- Directions -
Copy the lines from the one containing "age-group-label: 90～94 xyxy=(487,93,540,109)" through the one containing "age-group-label: 100歳以上 xyxy=(469,19,540,36)", swapping "age-group-label" for "age-bracket-label" and keeping everything else the same.

Labeled region entries:
= = = =

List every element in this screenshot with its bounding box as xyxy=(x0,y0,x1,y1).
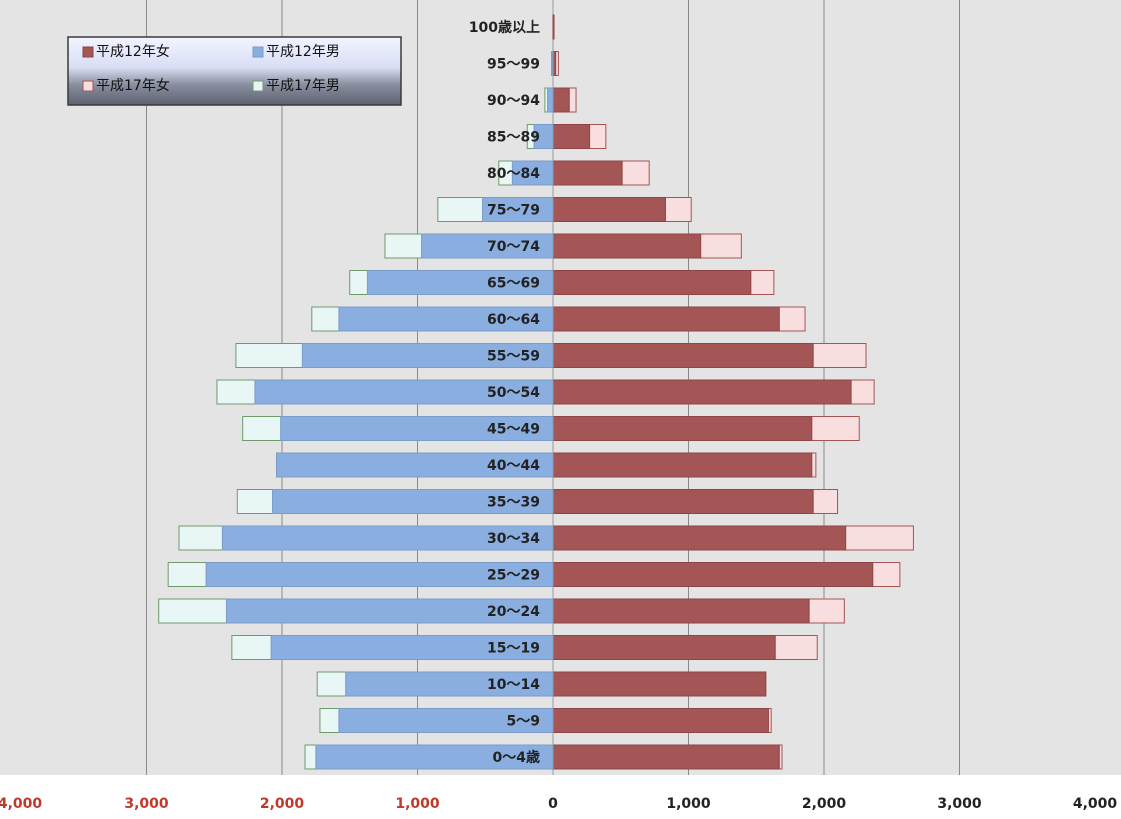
age-group-label: 90～94 xyxy=(487,93,540,109)
age-group-label: 35～39 xyxy=(487,495,540,511)
legend-label: 平成17年男 xyxy=(266,78,340,94)
bar-male-h12 xyxy=(270,635,554,660)
age-group-label: 75～79 xyxy=(487,203,540,219)
bar-female-h12 xyxy=(552,343,814,368)
legend-label: 平成12年男 xyxy=(266,44,340,60)
bar-female-h12 xyxy=(552,708,769,733)
legend-label: 平成17年女 xyxy=(96,77,170,94)
age-group-label: 65～69 xyxy=(487,276,540,292)
bar-female-h12 xyxy=(552,671,767,697)
bar-male-h12 xyxy=(338,306,554,332)
bar-male-h12 xyxy=(482,197,554,222)
bar-female-h12 xyxy=(552,452,813,478)
age-group-label: 60～64 xyxy=(487,312,540,328)
bar-male-h12 xyxy=(225,598,554,624)
age-group-label: 50～54 xyxy=(487,385,540,401)
age-group-label: 55～59 xyxy=(487,349,540,365)
bar-male-h12 xyxy=(272,489,554,514)
bar-female-h12 xyxy=(552,379,852,405)
bar-female-h12 xyxy=(552,744,780,770)
bar-female-h12 xyxy=(552,562,874,587)
bar-male-h12 xyxy=(338,708,554,733)
x-tick-label: 1,000 xyxy=(666,796,711,812)
bar-male-h12 xyxy=(205,562,554,587)
bar-female-h12 xyxy=(552,87,570,113)
bar-female-h12 xyxy=(552,598,810,624)
legend-swatch xyxy=(82,46,94,58)
age-group-label: 85～89 xyxy=(487,130,540,146)
age-group-label: 70～74 xyxy=(487,239,540,255)
bar-female-h12 xyxy=(552,306,780,332)
bar-male-h12 xyxy=(421,233,554,259)
age-group-label: 45～49 xyxy=(487,422,540,438)
bar-male-h12 xyxy=(315,744,554,770)
bar-male-h12 xyxy=(221,525,554,551)
bar-male-h12 xyxy=(301,343,554,368)
bar-male-h12 xyxy=(551,51,554,76)
x-axis-ticks: 4,000 3,000 2,000 1,000 0 1,000 2,000 3,000 4,00… xyxy=(0,796,1117,812)
bar-male-h12 xyxy=(276,452,554,478)
age-group-label: 15～19 xyxy=(487,641,540,657)
bar-series xyxy=(158,14,914,770)
x-tick-label: 4,000 xyxy=(1073,796,1118,812)
bar-female-h12 xyxy=(552,160,623,186)
bar-male-h12 xyxy=(345,671,554,697)
age-group-label: 100歳以上 xyxy=(469,19,540,36)
bar-male-h12 xyxy=(511,160,554,186)
bar-male-h12 xyxy=(280,416,554,441)
bar-female-h12 xyxy=(552,233,702,259)
x-tick-label: 2,000 xyxy=(802,796,847,812)
bar-female-h12 xyxy=(552,197,666,222)
bar-male-h12 xyxy=(254,379,554,405)
legend-box xyxy=(67,36,402,106)
age-group-label: 25～29 xyxy=(487,568,540,584)
bar-female-h12 xyxy=(552,270,752,295)
age-group-label: 5～9 xyxy=(507,714,540,730)
age-labels: 100歳以上 95～99 90～94 85～89 80～84 75～79 70～74 65～6… xyxy=(469,19,540,766)
legend-swatch xyxy=(252,46,264,58)
age-group-label: 40～44 xyxy=(487,458,540,474)
age-group-label: 30～34 xyxy=(487,531,540,547)
bar-male-h12 xyxy=(366,270,554,295)
legend-label: 平成12年女 xyxy=(96,43,170,60)
bar-female-h12 xyxy=(552,416,813,441)
bar-female-h12 xyxy=(552,489,814,514)
age-group-label: 10～14 xyxy=(487,677,540,693)
legend-swatch xyxy=(82,80,94,92)
x-tick-label: 3,000 xyxy=(124,796,169,812)
bar-male-h12 xyxy=(533,124,554,149)
bar-female-h12 xyxy=(552,124,591,149)
x-tick-label: 4,000 xyxy=(0,796,42,812)
bar-female-h12 xyxy=(552,635,776,660)
x-tick-label: 1,000 xyxy=(395,796,440,812)
age-group-label: 95～99 xyxy=(487,57,540,73)
bar-male-h12 xyxy=(547,87,554,113)
x-tick-label: 3,000 xyxy=(937,796,982,812)
bar-female-h12 xyxy=(552,525,847,551)
x-tick-label: 0 xyxy=(548,796,558,812)
age-group-label: 0～4歳 xyxy=(493,749,540,766)
age-group-label: 80～84 xyxy=(487,166,540,182)
legend-swatch xyxy=(252,80,264,92)
age-group-label: 20～24 xyxy=(487,604,540,620)
x-tick-label: 2,000 xyxy=(260,796,305,812)
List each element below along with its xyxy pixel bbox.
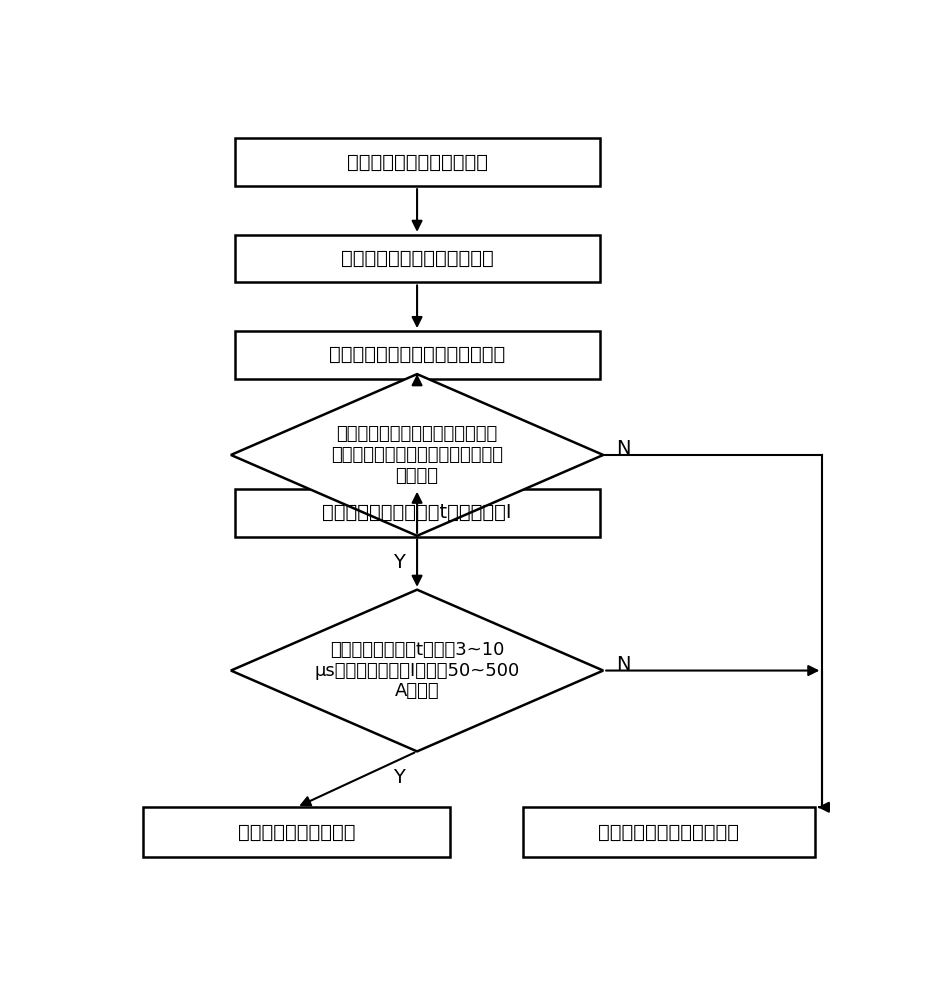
FancyBboxPatch shape	[523, 807, 815, 857]
Text: 在线监测输电线路行波电流: 在线监测输电线路行波电流	[347, 153, 488, 172]
FancyBboxPatch shape	[235, 138, 599, 186]
Text: N: N	[616, 655, 631, 674]
Text: Y: Y	[393, 553, 405, 572]
Text: 不是输电线路雷电绕击故障: 不是输电线路雷电绕击故障	[598, 823, 739, 842]
Text: 行波电流幅值最大值前是否有一小
段与主放电脉冲直接连接的同极性小
脉冲存在: 行波电流幅值最大值前是否有一小 段与主放电脉冲直接连接的同极性小 脉冲存在	[331, 425, 503, 485]
Polygon shape	[231, 374, 603, 536]
FancyBboxPatch shape	[235, 235, 599, 282]
Text: 提取脉冲响应持续时间t和电流幅值I: 提取脉冲响应持续时间t和电流幅值I	[322, 503, 512, 522]
Text: 分析雷击故障相行波电流波形特征: 分析雷击故障相行波电流波形特征	[329, 345, 505, 364]
Text: N: N	[616, 439, 631, 458]
Text: 脉冲响应持续时间t是否在3~10
μs之间，电流幅值I是否在50~500
A范围内: 脉冲响应持续时间t是否在3~10 μs之间，电流幅值I是否在50~500 A范围…	[315, 641, 520, 700]
FancyBboxPatch shape	[235, 331, 599, 379]
FancyBboxPatch shape	[235, 489, 599, 537]
FancyBboxPatch shape	[143, 807, 450, 857]
Polygon shape	[231, 590, 603, 751]
Text: Y: Y	[393, 768, 405, 787]
Text: 输电线路雷电绕击故障: 输电线路雷电绕击故障	[238, 823, 355, 842]
Text: 提取雷击故障相行波电流数据: 提取雷击故障相行波电流数据	[341, 249, 494, 268]
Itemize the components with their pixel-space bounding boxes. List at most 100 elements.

= = = =

- Completed task -
age-bracket-label: 90～94 xyxy=(487,93,540,109)
age-bracket-label: 35～39 xyxy=(487,495,540,511)
legend-label: 平成17年男 xyxy=(266,78,340,94)
bar-male-h12 xyxy=(270,635,554,660)
age-bracket-label: 75～79 xyxy=(487,203,540,219)
bar-female-h12 xyxy=(552,343,814,368)
legend-label: 平成12年男 xyxy=(266,44,340,60)
bar-female-h12 xyxy=(552,708,769,733)
legend-label: 平成17年女 xyxy=(96,77,170,94)
age-bracket-label: 65～69 xyxy=(487,276,540,292)
bar-female-h12 xyxy=(552,671,767,697)
bar-male-h12 xyxy=(338,306,554,332)
bar-male-h12 xyxy=(482,197,554,222)
bar-female-h12 xyxy=(552,452,813,478)
age-bracket-label: 60～64 xyxy=(487,312,540,328)
bar-male-h12 xyxy=(225,598,554,624)
age-bracket-label: 50～54 xyxy=(487,385,540,401)
age-bracket-label: 55～59 xyxy=(487,349,540,365)
bar-male-h12 xyxy=(272,489,554,514)
bar-female-h12 xyxy=(552,379,852,405)
bar-female-h12 xyxy=(552,744,780,770)
bar-female-h12 xyxy=(552,562,874,587)
bar-male-h12 xyxy=(338,708,554,733)
x-tick-label: 1,000 xyxy=(666,796,711,812)
bar-male-h12 xyxy=(205,562,554,587)
bar-female-h12 xyxy=(552,87,570,113)
bar-female-h12 xyxy=(552,598,810,624)
legend-swatch xyxy=(82,46,94,58)
age-bracket-label: 85～89 xyxy=(487,130,540,146)
age-bracket-label: 70～74 xyxy=(487,239,540,255)
bar-female-h12 xyxy=(552,306,780,332)
bar-male-h12 xyxy=(421,233,554,259)
age-bracket-label: 45～49 xyxy=(487,422,540,438)
bar-male-h12 xyxy=(315,744,554,770)
bar-male-h12 xyxy=(221,525,554,551)
bar-male-h12 xyxy=(301,343,554,368)
bar-male-h12 xyxy=(551,51,554,76)
x-axis-ticks: 4,000 3,000 2,000 1,000 0 1,000 2,000 3,000 4,00… xyxy=(0,796,1117,812)
bar-male-h12 xyxy=(276,452,554,478)
age-bracket-label: 15～19 xyxy=(487,641,540,657)
bar-series xyxy=(158,14,914,770)
x-tick-label: 4,000 xyxy=(1073,796,1118,812)
bar-female-h12 xyxy=(552,160,623,186)
bar-male-h12 xyxy=(345,671,554,697)
age-bracket-label: 100歳以上 xyxy=(469,19,540,36)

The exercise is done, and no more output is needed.